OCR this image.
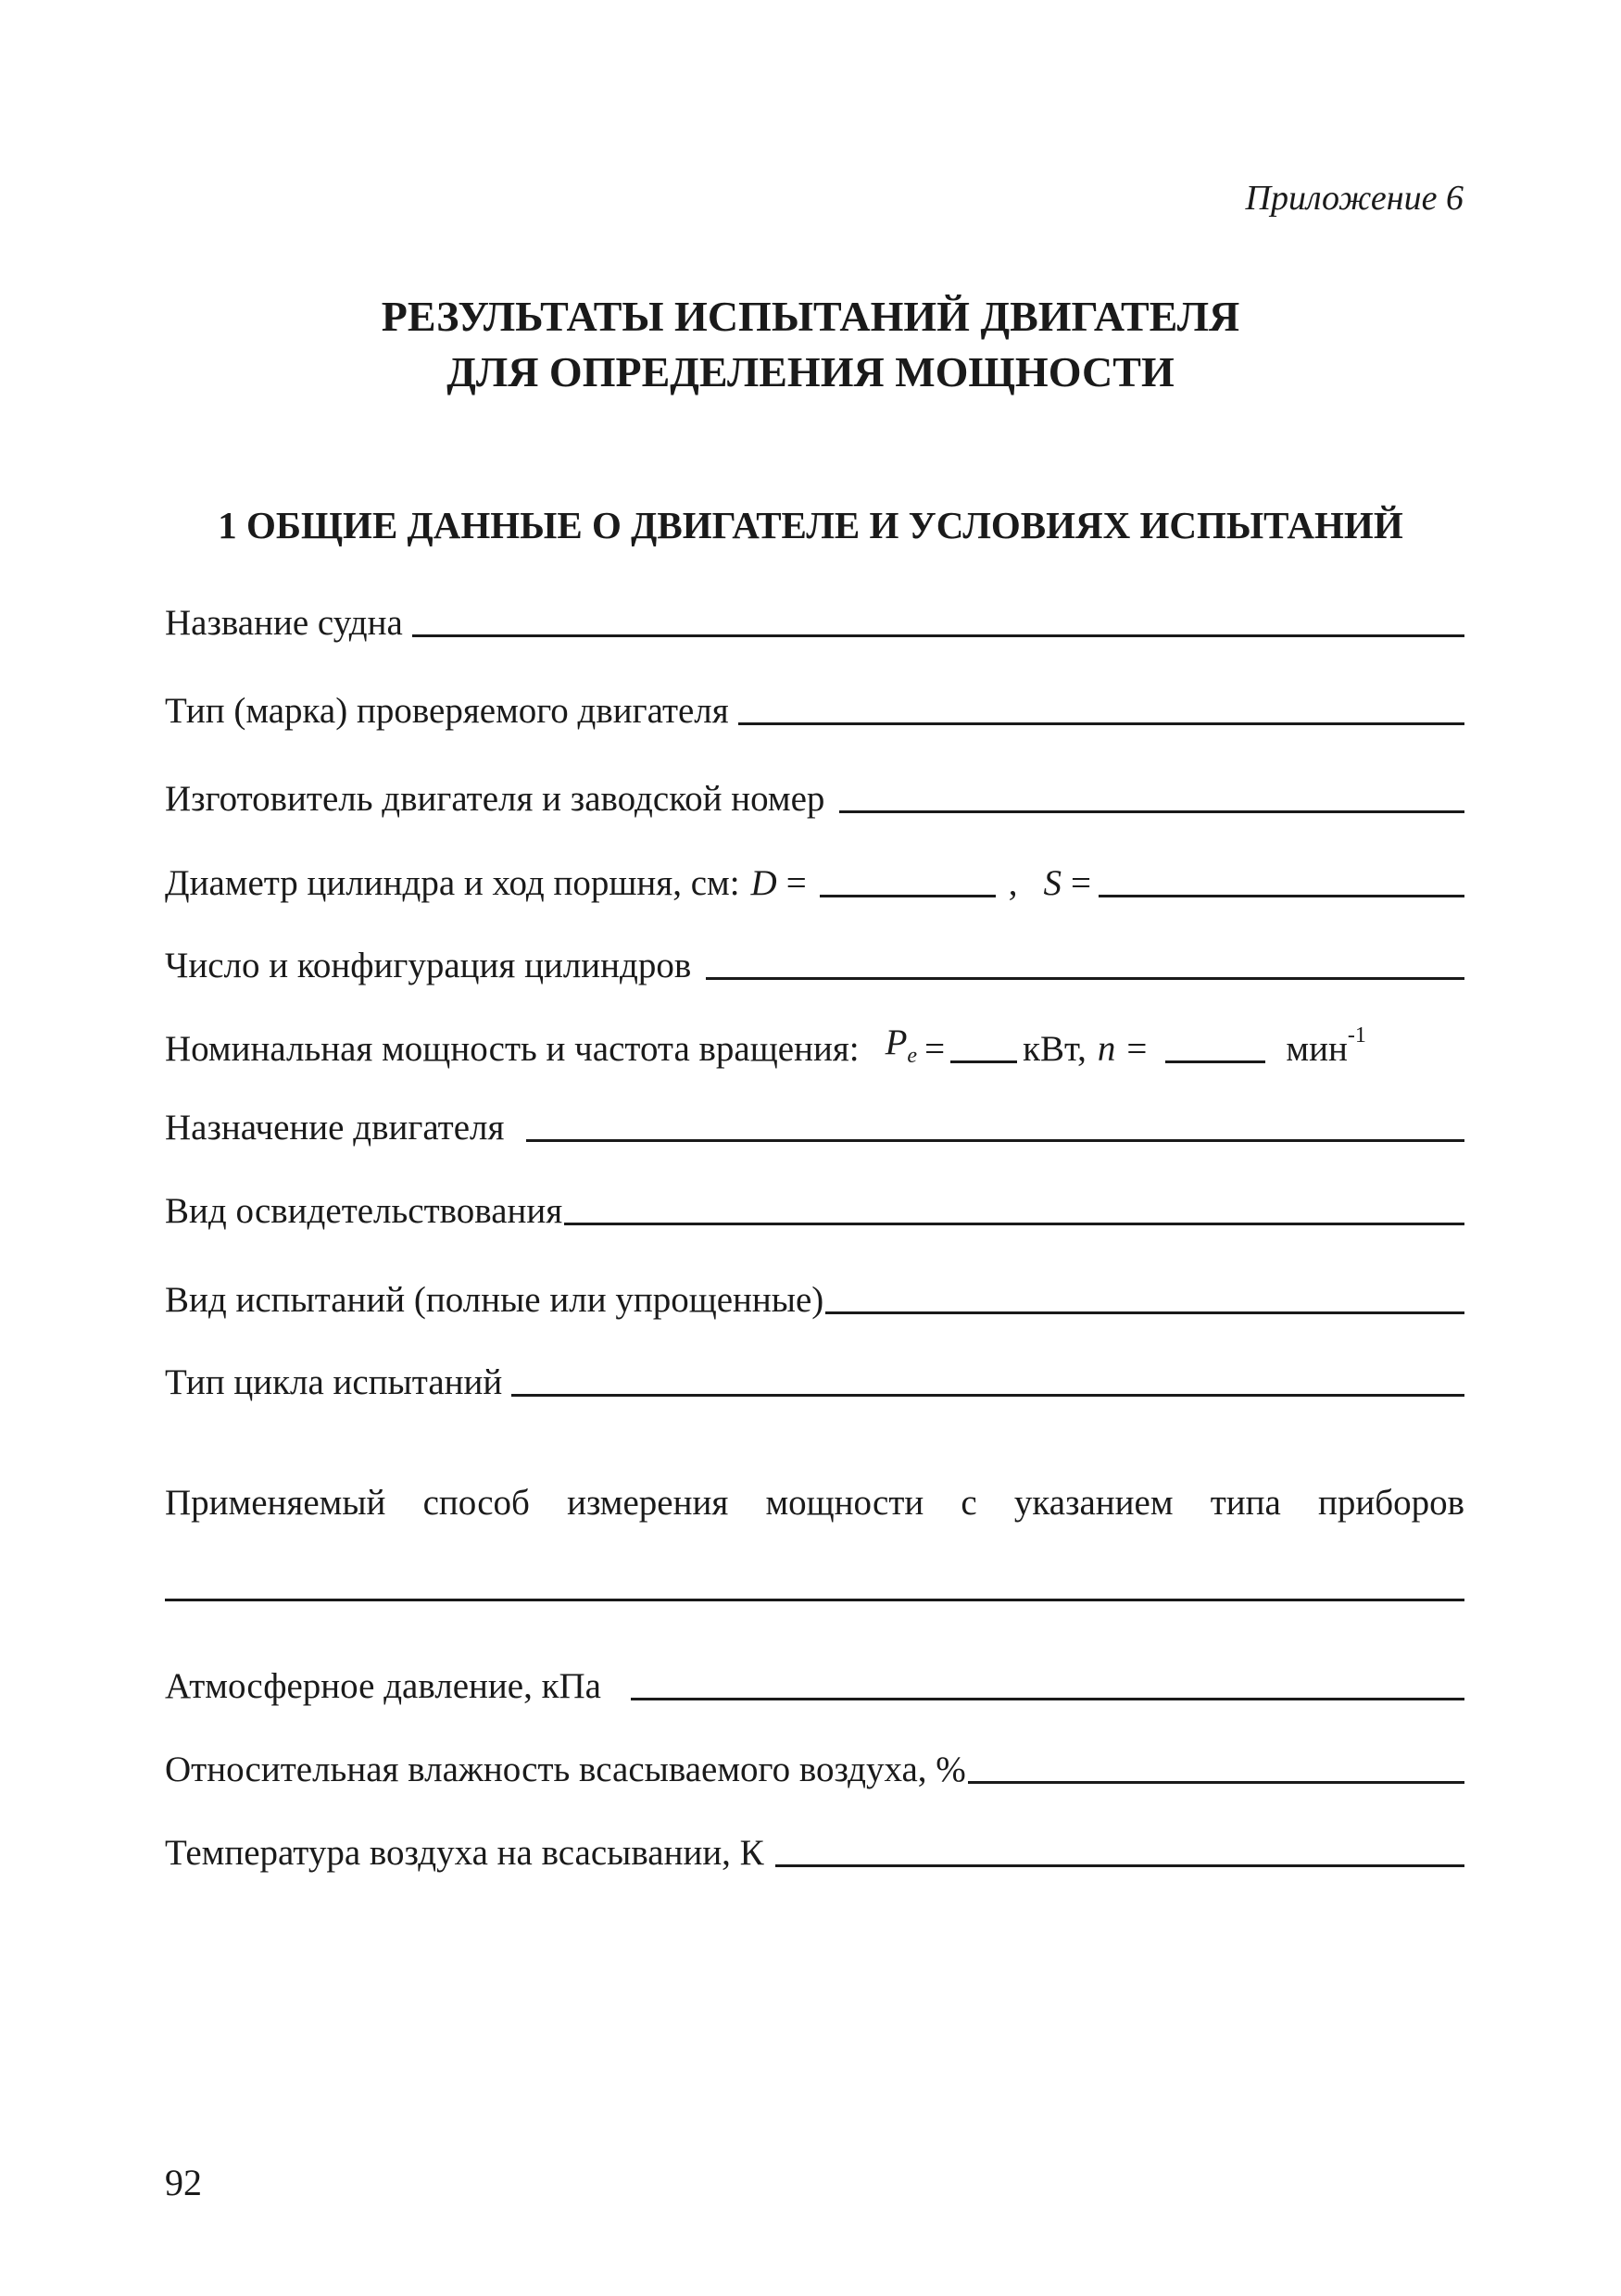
Приложение 6
РЕЗУЛЬТАТЫ ИСПЫТАНИЙ ДВИГАТЕЛЯ
ДЛЯ ОПРЕДЕЛЕНИЯ МОЩНОСТИ
1 ОБЩИЕ ДАННЫЕ О ДВИГАТЕЛЕ И УСЛОВИЯХ ИСПЫТАНИЙ
Название судна
Тип (марка) проверяемого двигателя
Изготовитель двигателя и заводской номер
Диаметр цилиндра и ход поршня, см: D =	, S =
Число и конфигурация цилиндров
Номинальная мощность и частота вращения: $P_e$ = кВт, n =	мин$^{-1}$
Назначение двигателя
Вид освидетельствования
Вид испытаний (полные или упрощенные)
Тип цикла испытаний
Применяемый способ измерения мощности с указанием типа приборов
Атмосферное давление, кПа
Относительная влажность всасываемого воздуха, %
Температура воздуха на всасывании, К
92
+ + + +
Retype the entries word for word. Omit any images.

OCR this image.
Приложение 6
РЕЗУЛЬТАТЫ ИСПЫТАНИЙ ДВИГАТЕЛЯ
ДЛЯ ОПРЕДЕЛЕНИЯ МОЩНОСТИ
1 ОБЩИЕ ДАННЫЕ О ДВИГАТЕЛЕ И УСЛОВИЯХ ИСПЫТАНИЙ
Название судна
Тип (марка) проверяемого двигателя
Изготовитель двигателя и заводской номер
Диаметр цилиндра и ход поршня, см: D =	, S =
Число и конфигурация цилиндров
Номинальная мощность и частота вращения: $P_e$ = кВт, n =	мин$^{-1}$
Назначение двигателя
Вид освидетельствования
Вид испытаний (полные или упрощенные)
Тип цикла испытаний
Применяемый способ измерения мощности с указанием типа приборов
Атмосферное давление, кПа
Относительная влажность всасываемого воздуха, %
Температура воздуха на всасывании, К
92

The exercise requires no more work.